-- Given instruction --
Using the listing below, report all lines holding the word "this".

□ □ □ □ □ □ □

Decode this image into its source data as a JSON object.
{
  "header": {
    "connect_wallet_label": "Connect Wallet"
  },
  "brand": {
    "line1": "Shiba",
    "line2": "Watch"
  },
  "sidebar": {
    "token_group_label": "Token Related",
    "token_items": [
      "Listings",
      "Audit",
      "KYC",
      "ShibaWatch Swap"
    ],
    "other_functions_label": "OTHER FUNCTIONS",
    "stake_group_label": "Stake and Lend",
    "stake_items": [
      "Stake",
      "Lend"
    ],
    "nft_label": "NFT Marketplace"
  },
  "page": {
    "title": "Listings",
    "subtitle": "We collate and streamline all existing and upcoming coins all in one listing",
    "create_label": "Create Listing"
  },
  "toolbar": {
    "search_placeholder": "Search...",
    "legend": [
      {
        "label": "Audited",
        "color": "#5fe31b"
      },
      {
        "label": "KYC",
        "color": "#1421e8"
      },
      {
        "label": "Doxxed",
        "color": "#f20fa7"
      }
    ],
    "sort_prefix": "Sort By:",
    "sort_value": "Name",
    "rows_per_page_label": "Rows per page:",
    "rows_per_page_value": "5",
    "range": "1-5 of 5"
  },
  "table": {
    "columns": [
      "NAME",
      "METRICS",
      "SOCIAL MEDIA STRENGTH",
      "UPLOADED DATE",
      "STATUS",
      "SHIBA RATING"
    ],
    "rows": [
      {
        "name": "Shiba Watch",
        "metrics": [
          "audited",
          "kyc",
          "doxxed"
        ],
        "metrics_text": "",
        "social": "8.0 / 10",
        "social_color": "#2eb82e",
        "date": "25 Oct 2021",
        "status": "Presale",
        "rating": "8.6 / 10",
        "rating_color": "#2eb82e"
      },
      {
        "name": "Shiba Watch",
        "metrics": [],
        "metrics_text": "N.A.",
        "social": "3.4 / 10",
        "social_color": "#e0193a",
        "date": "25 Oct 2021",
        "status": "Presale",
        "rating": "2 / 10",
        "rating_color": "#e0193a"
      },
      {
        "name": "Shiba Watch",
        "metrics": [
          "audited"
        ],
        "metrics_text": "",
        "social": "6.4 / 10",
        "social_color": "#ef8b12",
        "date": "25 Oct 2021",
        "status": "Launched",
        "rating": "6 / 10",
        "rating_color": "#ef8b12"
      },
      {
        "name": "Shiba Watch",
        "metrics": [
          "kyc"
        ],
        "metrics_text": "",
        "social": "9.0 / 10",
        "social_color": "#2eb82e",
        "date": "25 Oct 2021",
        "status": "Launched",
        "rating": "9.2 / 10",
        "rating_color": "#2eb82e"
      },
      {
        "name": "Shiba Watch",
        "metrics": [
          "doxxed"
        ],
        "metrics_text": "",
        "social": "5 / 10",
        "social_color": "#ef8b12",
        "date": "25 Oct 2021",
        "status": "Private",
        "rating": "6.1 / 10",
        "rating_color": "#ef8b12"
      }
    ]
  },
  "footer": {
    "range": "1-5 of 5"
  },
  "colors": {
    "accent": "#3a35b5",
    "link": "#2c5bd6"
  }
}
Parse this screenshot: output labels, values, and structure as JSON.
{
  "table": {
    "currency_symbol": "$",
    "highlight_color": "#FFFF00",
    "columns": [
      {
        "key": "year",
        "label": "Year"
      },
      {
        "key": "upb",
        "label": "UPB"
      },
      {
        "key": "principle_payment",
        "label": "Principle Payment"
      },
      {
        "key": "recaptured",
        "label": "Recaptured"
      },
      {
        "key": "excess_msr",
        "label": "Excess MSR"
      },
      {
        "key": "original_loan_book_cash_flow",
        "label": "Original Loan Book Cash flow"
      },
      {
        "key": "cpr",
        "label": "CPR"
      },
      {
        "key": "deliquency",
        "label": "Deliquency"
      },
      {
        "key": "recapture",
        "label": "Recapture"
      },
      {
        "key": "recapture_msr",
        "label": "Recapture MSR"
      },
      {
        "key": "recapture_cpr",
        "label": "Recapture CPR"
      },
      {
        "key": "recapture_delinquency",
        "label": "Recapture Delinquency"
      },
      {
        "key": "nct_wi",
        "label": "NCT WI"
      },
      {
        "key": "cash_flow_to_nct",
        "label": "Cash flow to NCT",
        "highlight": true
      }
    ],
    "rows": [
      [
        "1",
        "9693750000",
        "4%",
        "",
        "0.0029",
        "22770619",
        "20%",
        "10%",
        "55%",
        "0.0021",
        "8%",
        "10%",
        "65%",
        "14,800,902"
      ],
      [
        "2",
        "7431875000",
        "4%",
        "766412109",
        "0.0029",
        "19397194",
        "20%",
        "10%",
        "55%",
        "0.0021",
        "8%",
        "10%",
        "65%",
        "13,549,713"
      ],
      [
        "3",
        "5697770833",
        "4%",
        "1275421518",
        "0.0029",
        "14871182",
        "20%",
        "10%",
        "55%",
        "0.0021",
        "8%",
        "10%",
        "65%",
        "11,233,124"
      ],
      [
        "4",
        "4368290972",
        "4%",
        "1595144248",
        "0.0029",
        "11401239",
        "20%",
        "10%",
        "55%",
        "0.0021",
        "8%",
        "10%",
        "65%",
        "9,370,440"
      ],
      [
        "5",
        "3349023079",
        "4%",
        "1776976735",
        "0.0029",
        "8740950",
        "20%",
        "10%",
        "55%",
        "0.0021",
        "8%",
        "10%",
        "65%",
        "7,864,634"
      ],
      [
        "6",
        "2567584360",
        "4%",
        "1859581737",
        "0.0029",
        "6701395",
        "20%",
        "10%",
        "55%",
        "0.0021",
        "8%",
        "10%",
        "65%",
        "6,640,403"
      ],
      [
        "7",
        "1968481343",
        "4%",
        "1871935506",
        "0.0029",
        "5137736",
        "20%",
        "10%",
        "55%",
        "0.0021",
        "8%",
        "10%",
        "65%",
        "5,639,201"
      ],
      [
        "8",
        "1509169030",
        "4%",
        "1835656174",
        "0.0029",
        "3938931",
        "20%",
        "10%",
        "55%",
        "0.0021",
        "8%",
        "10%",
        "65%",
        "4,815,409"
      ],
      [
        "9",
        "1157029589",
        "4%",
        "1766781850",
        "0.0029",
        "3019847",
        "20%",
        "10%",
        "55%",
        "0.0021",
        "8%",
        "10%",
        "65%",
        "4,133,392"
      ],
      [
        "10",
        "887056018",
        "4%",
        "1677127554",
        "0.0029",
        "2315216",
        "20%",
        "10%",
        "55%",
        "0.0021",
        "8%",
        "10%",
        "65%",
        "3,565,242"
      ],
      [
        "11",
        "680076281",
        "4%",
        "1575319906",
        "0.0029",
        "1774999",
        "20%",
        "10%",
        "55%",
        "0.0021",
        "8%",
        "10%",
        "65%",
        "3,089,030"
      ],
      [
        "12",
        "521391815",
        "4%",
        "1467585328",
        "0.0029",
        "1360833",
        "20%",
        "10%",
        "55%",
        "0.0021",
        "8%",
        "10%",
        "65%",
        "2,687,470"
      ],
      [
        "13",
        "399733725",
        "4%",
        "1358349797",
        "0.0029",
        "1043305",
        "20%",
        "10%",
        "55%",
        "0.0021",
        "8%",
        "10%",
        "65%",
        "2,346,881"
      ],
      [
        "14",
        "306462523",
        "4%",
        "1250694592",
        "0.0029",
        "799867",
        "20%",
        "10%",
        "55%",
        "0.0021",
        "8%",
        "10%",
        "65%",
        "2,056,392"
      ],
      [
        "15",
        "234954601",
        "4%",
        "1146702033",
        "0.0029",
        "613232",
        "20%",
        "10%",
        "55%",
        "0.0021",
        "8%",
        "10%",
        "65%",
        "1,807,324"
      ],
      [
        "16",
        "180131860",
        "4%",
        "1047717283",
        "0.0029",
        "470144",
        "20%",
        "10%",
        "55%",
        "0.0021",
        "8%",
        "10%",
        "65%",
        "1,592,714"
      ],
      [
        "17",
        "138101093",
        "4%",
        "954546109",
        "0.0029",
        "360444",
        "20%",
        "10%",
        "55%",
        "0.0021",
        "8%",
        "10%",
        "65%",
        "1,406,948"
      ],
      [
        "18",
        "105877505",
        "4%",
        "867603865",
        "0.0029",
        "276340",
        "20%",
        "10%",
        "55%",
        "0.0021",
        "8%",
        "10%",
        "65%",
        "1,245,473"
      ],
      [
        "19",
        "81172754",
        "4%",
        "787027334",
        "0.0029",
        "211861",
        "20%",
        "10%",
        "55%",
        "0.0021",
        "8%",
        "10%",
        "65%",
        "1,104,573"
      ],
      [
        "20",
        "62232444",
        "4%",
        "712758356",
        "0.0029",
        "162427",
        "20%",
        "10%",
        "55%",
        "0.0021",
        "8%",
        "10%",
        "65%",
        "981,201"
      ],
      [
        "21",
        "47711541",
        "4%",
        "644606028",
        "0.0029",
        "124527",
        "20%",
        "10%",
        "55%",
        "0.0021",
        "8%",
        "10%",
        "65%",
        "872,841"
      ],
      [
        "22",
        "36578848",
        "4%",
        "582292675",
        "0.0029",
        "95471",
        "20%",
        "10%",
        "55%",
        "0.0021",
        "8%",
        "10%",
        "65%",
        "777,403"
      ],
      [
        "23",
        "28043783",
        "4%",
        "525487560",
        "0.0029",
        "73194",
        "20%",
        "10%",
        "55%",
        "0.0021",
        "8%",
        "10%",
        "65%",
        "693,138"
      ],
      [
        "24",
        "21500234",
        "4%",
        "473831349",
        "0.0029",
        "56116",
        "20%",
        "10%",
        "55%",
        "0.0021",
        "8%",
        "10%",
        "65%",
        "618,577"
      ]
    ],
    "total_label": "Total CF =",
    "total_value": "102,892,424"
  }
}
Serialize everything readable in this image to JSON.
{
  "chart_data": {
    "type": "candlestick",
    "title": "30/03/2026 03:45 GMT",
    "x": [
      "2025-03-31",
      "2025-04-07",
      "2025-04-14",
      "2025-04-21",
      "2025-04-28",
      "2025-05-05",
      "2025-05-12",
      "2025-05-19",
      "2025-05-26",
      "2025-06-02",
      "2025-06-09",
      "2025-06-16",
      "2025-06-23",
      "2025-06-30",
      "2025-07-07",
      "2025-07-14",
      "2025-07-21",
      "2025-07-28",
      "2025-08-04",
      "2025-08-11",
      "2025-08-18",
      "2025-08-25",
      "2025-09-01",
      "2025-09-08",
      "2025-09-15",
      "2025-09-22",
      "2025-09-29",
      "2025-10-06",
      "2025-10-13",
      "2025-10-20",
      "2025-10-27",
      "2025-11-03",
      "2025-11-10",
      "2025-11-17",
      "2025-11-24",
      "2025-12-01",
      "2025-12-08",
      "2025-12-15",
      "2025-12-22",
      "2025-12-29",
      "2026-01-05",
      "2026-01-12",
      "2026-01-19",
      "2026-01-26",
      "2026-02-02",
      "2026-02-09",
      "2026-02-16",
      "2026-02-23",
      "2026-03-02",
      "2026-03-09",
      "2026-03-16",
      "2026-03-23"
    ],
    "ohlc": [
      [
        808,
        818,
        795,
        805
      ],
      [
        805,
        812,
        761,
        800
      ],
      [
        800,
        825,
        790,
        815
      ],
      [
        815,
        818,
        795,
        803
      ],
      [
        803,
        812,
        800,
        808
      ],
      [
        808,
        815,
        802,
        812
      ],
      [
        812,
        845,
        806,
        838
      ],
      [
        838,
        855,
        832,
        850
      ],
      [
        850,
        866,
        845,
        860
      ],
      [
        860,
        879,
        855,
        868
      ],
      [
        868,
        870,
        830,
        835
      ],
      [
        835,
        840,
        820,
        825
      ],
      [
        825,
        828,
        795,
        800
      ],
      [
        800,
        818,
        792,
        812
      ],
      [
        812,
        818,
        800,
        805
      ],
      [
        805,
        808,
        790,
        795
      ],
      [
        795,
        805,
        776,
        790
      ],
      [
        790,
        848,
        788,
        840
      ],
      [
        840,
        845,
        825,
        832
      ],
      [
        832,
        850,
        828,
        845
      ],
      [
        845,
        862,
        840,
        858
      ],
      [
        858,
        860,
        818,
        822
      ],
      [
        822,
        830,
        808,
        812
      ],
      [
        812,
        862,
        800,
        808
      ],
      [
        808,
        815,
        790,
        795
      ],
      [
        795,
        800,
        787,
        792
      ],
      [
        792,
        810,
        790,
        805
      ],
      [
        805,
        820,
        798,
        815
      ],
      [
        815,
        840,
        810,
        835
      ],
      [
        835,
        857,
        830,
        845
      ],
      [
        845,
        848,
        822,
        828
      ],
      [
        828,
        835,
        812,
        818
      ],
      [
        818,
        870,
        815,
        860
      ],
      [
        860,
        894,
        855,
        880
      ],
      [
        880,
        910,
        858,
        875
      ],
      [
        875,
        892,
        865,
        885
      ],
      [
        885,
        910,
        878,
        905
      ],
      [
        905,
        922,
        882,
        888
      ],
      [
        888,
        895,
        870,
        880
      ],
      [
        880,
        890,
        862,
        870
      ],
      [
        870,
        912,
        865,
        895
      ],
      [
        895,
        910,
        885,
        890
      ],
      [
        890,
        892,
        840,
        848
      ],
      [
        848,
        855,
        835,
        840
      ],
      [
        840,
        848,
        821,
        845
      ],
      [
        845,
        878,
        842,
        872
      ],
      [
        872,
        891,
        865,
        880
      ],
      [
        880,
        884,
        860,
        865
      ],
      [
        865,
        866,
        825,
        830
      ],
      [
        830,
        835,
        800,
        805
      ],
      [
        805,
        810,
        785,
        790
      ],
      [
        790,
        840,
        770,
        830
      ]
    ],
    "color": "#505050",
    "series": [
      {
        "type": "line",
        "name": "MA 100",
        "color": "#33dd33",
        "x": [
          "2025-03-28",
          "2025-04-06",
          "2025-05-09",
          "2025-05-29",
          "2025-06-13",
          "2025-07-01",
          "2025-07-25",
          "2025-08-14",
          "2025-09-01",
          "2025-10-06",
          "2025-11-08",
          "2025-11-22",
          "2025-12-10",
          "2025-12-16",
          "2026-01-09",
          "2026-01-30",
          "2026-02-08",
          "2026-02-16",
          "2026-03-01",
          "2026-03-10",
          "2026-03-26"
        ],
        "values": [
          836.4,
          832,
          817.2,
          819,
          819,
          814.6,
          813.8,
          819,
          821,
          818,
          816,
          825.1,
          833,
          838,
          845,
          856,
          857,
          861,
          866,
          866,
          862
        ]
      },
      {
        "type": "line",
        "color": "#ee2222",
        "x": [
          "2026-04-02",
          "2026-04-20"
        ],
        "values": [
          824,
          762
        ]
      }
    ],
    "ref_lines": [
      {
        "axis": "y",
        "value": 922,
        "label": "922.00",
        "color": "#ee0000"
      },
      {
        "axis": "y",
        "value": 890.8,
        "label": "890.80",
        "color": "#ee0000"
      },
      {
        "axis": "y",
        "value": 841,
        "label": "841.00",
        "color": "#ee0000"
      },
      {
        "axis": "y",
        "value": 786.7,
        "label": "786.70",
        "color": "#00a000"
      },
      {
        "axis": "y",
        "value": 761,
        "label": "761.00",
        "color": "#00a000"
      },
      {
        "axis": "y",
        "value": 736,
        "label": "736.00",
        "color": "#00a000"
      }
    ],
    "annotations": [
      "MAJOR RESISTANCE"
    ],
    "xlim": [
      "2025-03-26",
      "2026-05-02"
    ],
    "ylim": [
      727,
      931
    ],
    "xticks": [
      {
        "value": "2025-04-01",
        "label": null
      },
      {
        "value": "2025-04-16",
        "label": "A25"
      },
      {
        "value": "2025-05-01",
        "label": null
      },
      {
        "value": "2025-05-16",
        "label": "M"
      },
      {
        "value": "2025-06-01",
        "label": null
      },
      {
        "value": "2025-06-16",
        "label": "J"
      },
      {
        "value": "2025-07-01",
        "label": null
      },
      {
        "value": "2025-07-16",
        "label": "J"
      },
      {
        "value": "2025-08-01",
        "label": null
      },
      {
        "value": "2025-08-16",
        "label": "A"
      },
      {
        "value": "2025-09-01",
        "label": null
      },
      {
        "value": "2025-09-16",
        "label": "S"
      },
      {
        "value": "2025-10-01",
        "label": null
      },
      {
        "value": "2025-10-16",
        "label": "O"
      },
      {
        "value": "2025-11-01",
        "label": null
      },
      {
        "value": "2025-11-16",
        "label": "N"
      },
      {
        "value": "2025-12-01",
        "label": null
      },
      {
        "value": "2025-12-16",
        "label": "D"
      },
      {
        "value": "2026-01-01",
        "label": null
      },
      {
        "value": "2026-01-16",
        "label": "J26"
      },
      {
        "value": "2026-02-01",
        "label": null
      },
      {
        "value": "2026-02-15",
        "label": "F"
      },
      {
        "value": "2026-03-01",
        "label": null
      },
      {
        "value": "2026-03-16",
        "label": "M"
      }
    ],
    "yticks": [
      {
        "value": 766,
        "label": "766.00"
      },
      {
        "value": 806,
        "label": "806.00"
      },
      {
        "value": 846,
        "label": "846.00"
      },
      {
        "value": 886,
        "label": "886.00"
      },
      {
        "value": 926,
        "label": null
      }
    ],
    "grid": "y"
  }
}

□ □ □ □ □ □ □

-- Worked solution --
Decode this image into its source data as a JSON object.
Parse this screenshot: output labels, values, and structure as JSON.
Serialize everything readable in this image to JSON.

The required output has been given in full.